» **WHAT YOU NEED TO DO**
Drop every picture, then transcribe the remaining data exactly.

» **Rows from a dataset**
────

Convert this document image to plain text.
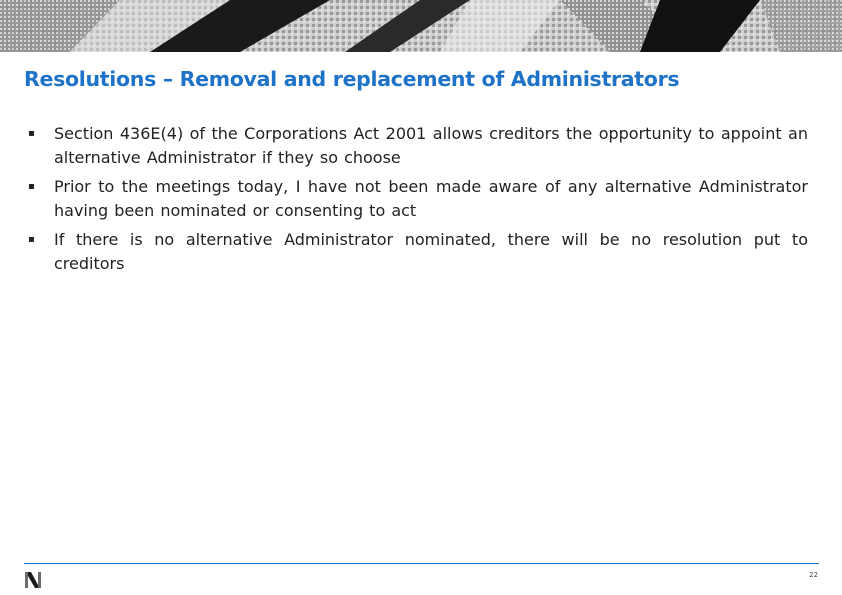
Resolutions – Removal and replacement of Administrators
▪ Section 436E(4) of the Corporations Act 2001 allows creditors the opportunity to appoint an alternative Administrator if they so choose
▪ Prior to the meetings today, I have not been made aware of any alternative Administrator having been nominated or consenting to act
▪ If there is no alternative Administrator nominated, there will be no resolution put to creditors
22
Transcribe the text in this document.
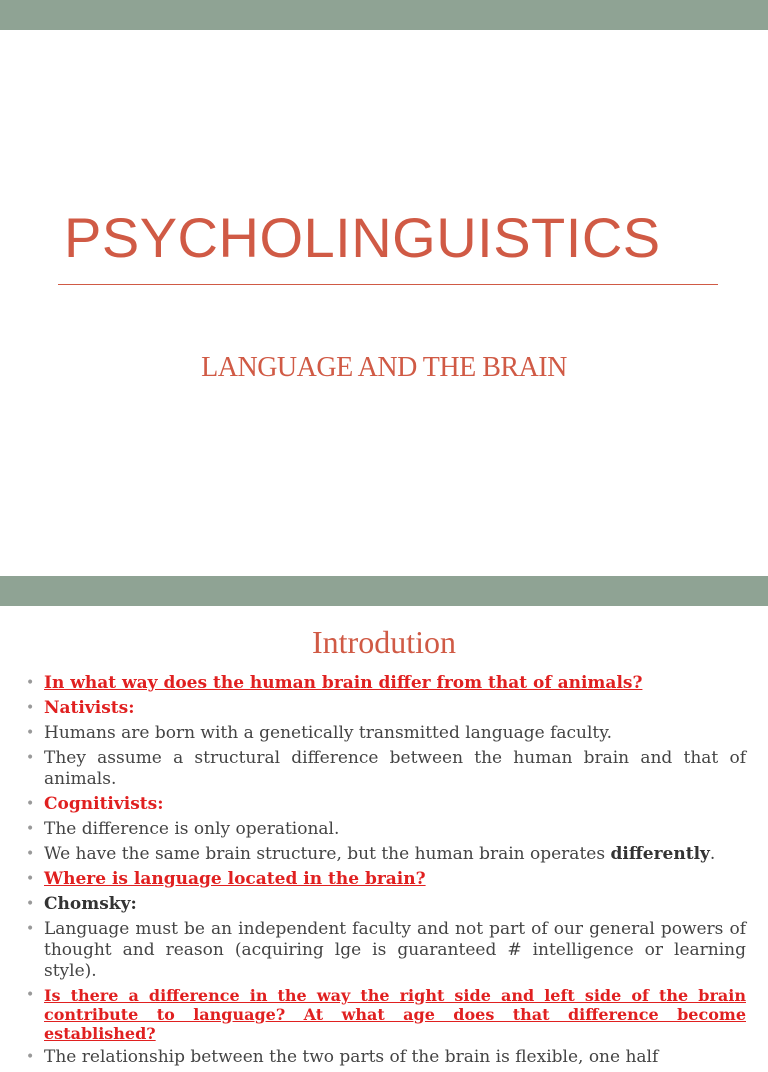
PSYCHOLINGUISTICS
LANGUAGE AND THE BRAIN
Introdution
• In what way does the human brain differ from that of animals?
• Nativists:
• Humans are born with a genetically transmitted language faculty.
• They assume a structural difference between the human brain and that of animals.
• Cognitivists:
• The difference is only operational.
• We have the same brain structure, but the human brain operates differently.
• Where is language located in the brain?
• Chomsky:
• Language must be an independent faculty and not part of our general powers of thought and reason (acquiring lge is guaranteed # intelligence or learning style).
• Is there a difference in the way the right side and left side of the brain contribute to language? At what age does that difference become established?
• The relationship between the two parts of the brain is flexible, one half
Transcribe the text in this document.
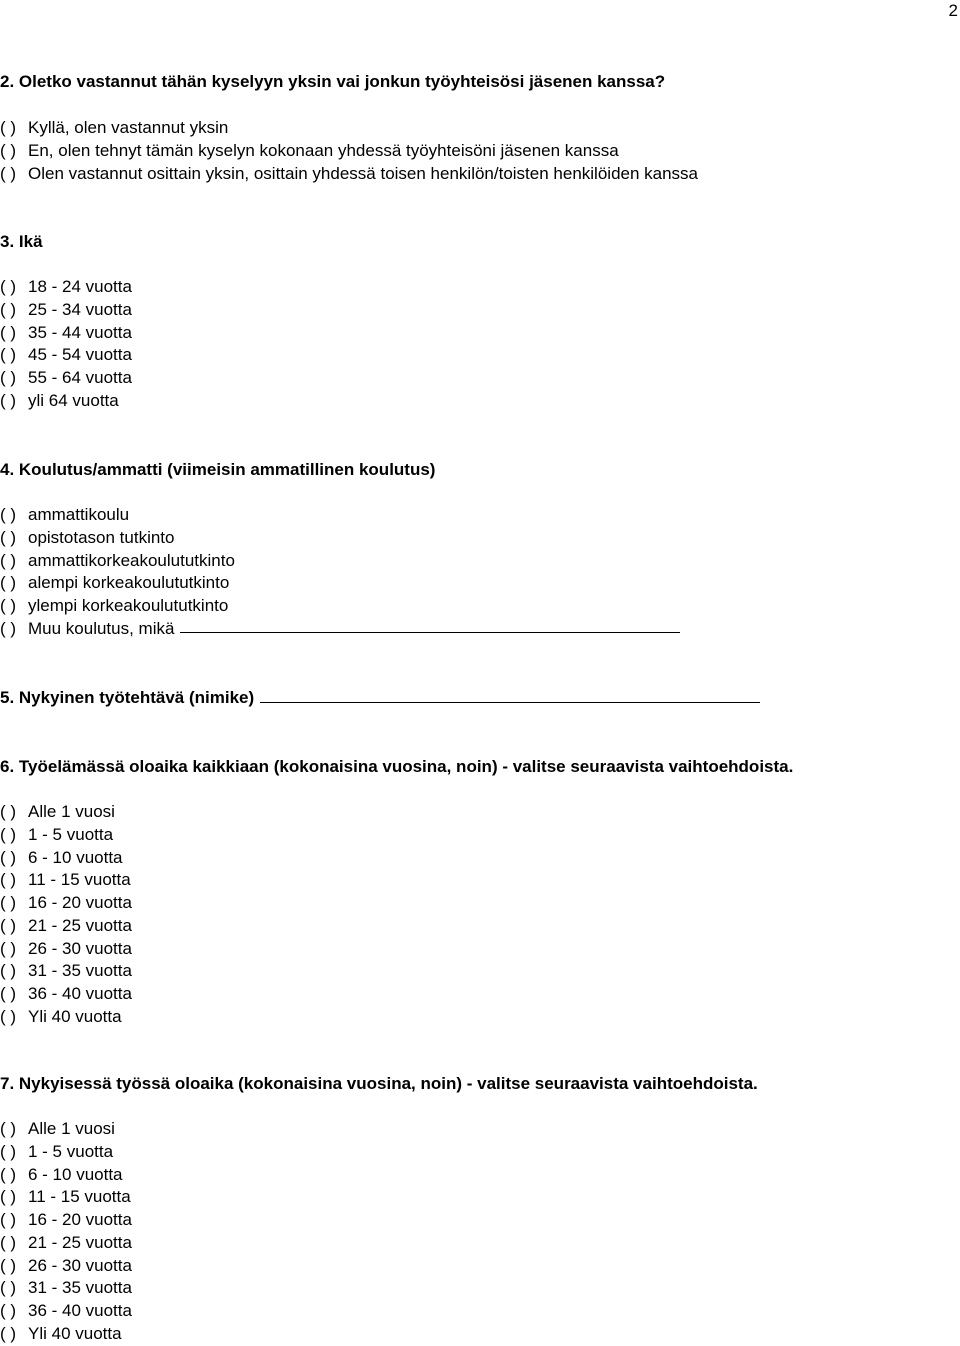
2
2. Oletko vastannut tähän kyselyyn yksin vai jonkun työyhteisösi jäsenen kanssa?
( ) Kyllä, olen vastannut yksin
( ) En, olen tehnyt tämän kyselyn kokonaan yhdessä työyhteisöni jäsenen kanssa
( ) Olen vastannut osittain yksin, osittain yhdessä toisen henkilön/toisten henkilöiden kanssa
3. Ikä
( ) 18 - 24 vuotta
( ) 25 - 34 vuotta
( ) 35 - 44 vuotta
( ) 45 - 54 vuotta
( ) 55 - 64 vuotta
( ) yli 64 vuotta
4. Koulutus/ammatti (viimeisin ammatillinen koulutus)
( ) ammattikoulu
( ) opistotason tutkinto
( ) ammattikorkeakoulututkinto
( ) alempi korkeakoulututkinto
( ) ylempi korkeakoulututkinto
( ) Muu koulutus, mikä
5. Nykyinen työtehtävä (nimike)
6. Työelämässä oloaika kaikkiaan (kokonaisina vuosina, noin) - valitse seuraavista vaihtoehdoista.
( ) Alle 1 vuosi
( ) 1 - 5 vuotta
( ) 6 - 10 vuotta
( ) 11 - 15 vuotta
( ) 16 - 20 vuotta
( ) 21 - 25 vuotta
( ) 26 - 30 vuotta
( ) 31 - 35 vuotta
( ) 36 - 40 vuotta
( ) Yli 40 vuotta
7. Nykyisessä työssä oloaika (kokonaisina vuosina, noin) - valitse seuraavista vaihtoehdoista.
( ) Alle 1 vuosi
( ) 1 - 5 vuotta
( ) 6 - 10 vuotta
( ) 11 - 15 vuotta
( ) 16 - 20 vuotta
( ) 21 - 25 vuotta
( ) 26 - 30 vuotta
( ) 31 - 35 vuotta
( ) 36 - 40 vuotta
( ) Yli 40 vuotta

────

» **RESPONSE**
Convert this document image to plain text.
Resolutions – Removal and replacement of Administrators
▪ Section 436E(4) of the Corporations Act 2001 allows creditors the opportunity to appoint an alternative Administrator if they so choose
▪ Prior to the meetings today, I have not been made aware of any alternative Administrator having been nominated or consenting to act
▪ If there is no alternative Administrator nominated, there will be no resolution put to creditors
22
Transcribe the text in this document.
PSYCHOLINGUISTICS
LANGUAGE AND THE BRAIN
Introdution
• In what way does the human brain differ from that of animals?
• Nativists:
• Humans are born with a genetically transmitted language faculty.
• They assume a structural difference between the human brain and that of animals.
• Cognitivists:
• The difference is only operational.
• We have the same brain structure, but the human brain operates differently.
• Where is language located in the brain?
• Chomsky:
• Language must be an independent faculty and not part of our general powers of thought and reason (acquiring lge is guaranteed # intelligence or learning style).
• Is there a difference in the way the right side and left side of the brain contribute to language? At what age does that difference become established?
• The relationship between the two parts of the brain is flexible, one half
Transcribe the text in this document.
2
2. Oletko vastannut tähän kyselyyn yksin vai jonkun työyhteisösi jäsenen kanssa?
( ) Kyllä, olen vastannut yksin
( ) En, olen tehnyt tämän kyselyn kokonaan yhdessä työyhteisöni jäsenen kanssa
( ) Olen vastannut osittain yksin, osittain yhdessä toisen henkilön/toisten henkilöiden kanssa
3. Ikä
( ) 18 - 24 vuotta
( ) 25 - 34 vuotta
( ) 35 - 44 vuotta
( ) 45 - 54 vuotta
( ) 55 - 64 vuotta
( ) yli 64 vuotta
4. Koulutus/ammatti (viimeisin ammatillinen koulutus)
( ) ammattikoulu
( ) opistotason tutkinto
( ) ammattikorkeakoulututkinto
( ) alempi korkeakoulututkinto
( ) ylempi korkeakoulututkinto
( ) Muu koulutus, mikä
5. Nykyinen työtehtävä (nimike)
6. Työelämässä oloaika kaikkiaan (kokonaisina vuosina, noin) - valitse seuraavista vaihtoehdoista.
( ) Alle 1 vuosi
( ) 1 - 5 vuotta
( ) 6 - 10 vuotta
( ) 11 - 15 vuotta
( ) 16 - 20 vuotta
( ) 21 - 25 vuotta
( ) 26 - 30 vuotta
( ) 31 - 35 vuotta
( ) 36 - 40 vuotta
( ) Yli 40 vuotta
7. Nykyisessä työssä oloaika (kokonaisina vuosina, noin) - valitse seuraavista vaihtoehdoista.
( ) Alle 1 vuosi
( ) 1 - 5 vuotta
( ) 6 - 10 vuotta
( ) 11 - 15 vuotta
( ) 16 - 20 vuotta
( ) 21 - 25 vuotta
( ) 26 - 30 vuotta
( ) 31 - 35 vuotta
( ) 36 - 40 vuotta
( ) Yli 40 vuotta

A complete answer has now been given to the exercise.